### Given request
Among the records below, find each line that includes the string "Name" and copy it.

# # #

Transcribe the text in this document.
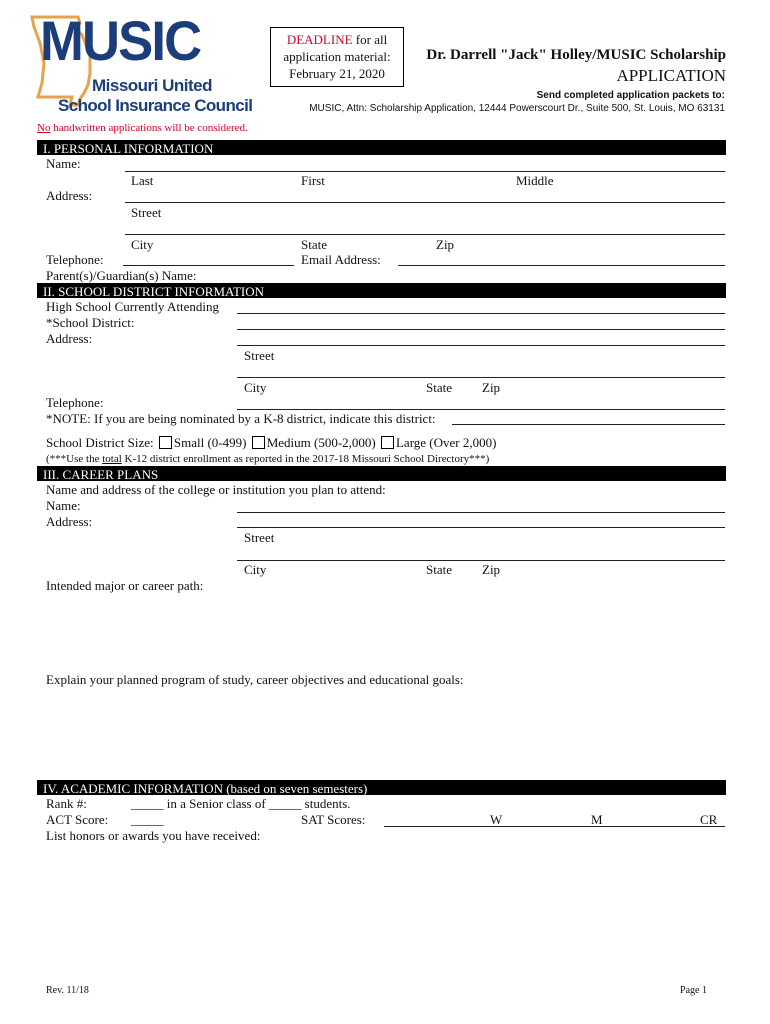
MUSIC
Missouri United
School Insurance Council
DEADLINE for all
application material:
February 21, 2020
Dr. Darrell "Jack" Holley/MUSIC Scholarship
APPLICATION
Send completed application packets to:
MUSIC, Attn: Scholarship Application, 12444 Powerscourt Dr., Suite 500, St. Louis, MO 63131
No handwritten applications will be considered.
I. PERSONAL INFORMATION
Name:
Last	First	Middle
Address:
Street
City	State	Zip
Telephone:	Email Address:
Parent(s)/Guardian(s) Name:
II. SCHOOL DISTRICT INFORMATION
High School Currently Attending
*School District:
Address:
Street
City	State Zip
Telephone:
*NOTE: If you are being nominated by a K-8 district, indicate this district:
School District Size: Small (0-499) Medium (500-2,000) Large (Over 2,000)
(***Use the total K-12 district enrollment as reported in the 2017-18 Missouri School Directory***)
III. CAREER PLANS
Name and address of the college or institution you plan to attend:
Name:
Address:
Street
City	State Zip
Intended major or career path:
Explain your planned program of study, career objectives and educational goals:
IV. ACADEMIC INFORMATION (based on seven semesters)
Rank #:	_____ in a Senior class of _____ students.
ACT Score: _____	SAT Scores:	W	M	CR
List honors or awards you have received:
Rev. 11/18	Page 1
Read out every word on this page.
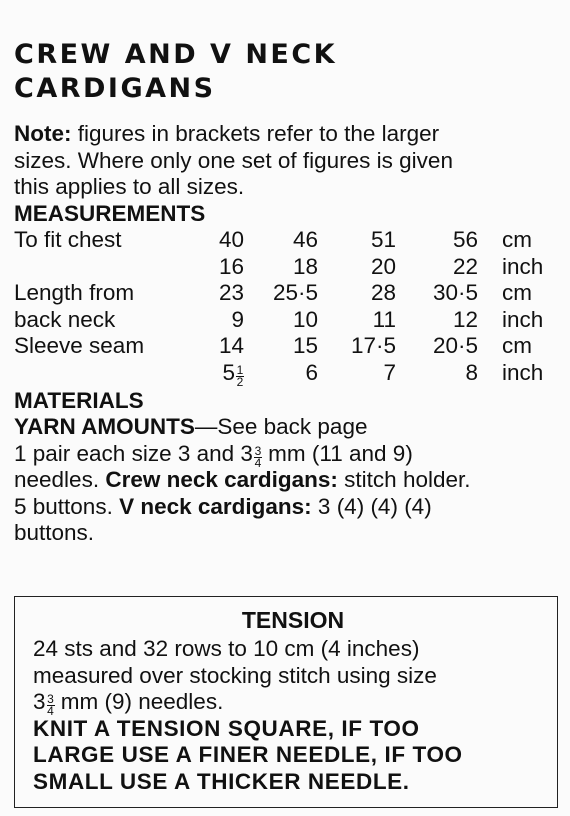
CREW AND V NECK
CARDIGANS
Note: figures in brackets refer to the larger
sizes. Where only one set of figures is given
this applies to all sizes.
MEASUREMENTS
To fit chest	40	46	51	56	cm
	16	18	20	22	inch
Length from	23	25·5	28	30·5	cm
back neck	9	10	11	12	inch
Sleeve seam	14	15	17·5	20·5	cm
	$5 \frac{1}{2}$	6	7	8	inch
MATERIALS
YARN AMOUNTS—See back page
1 pair each size 3 and $3 \frac{3}{4}$ mm (11 and 9)
needles. Crew neck cardigans: stitch holder.
5 buttons. V neck cardigans: 3 (4) (4) (4)
buttons.
TENSION
24 sts and 32 rows to 10 cm (4 inches)
measured over stocking stitch using size
$3 \frac{3}{4}$ mm (9) needles.
KNIT A TENSION SQUARE, IF TOO
LARGE USE A FINER NEEDLE, IF TOO
SMALL USE A THICKER NEEDLE.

# # #

### Correct result
Name:
Parent(s)/Guardian(s) Name:
Name and address of the college or institution you plan to attend:
Name:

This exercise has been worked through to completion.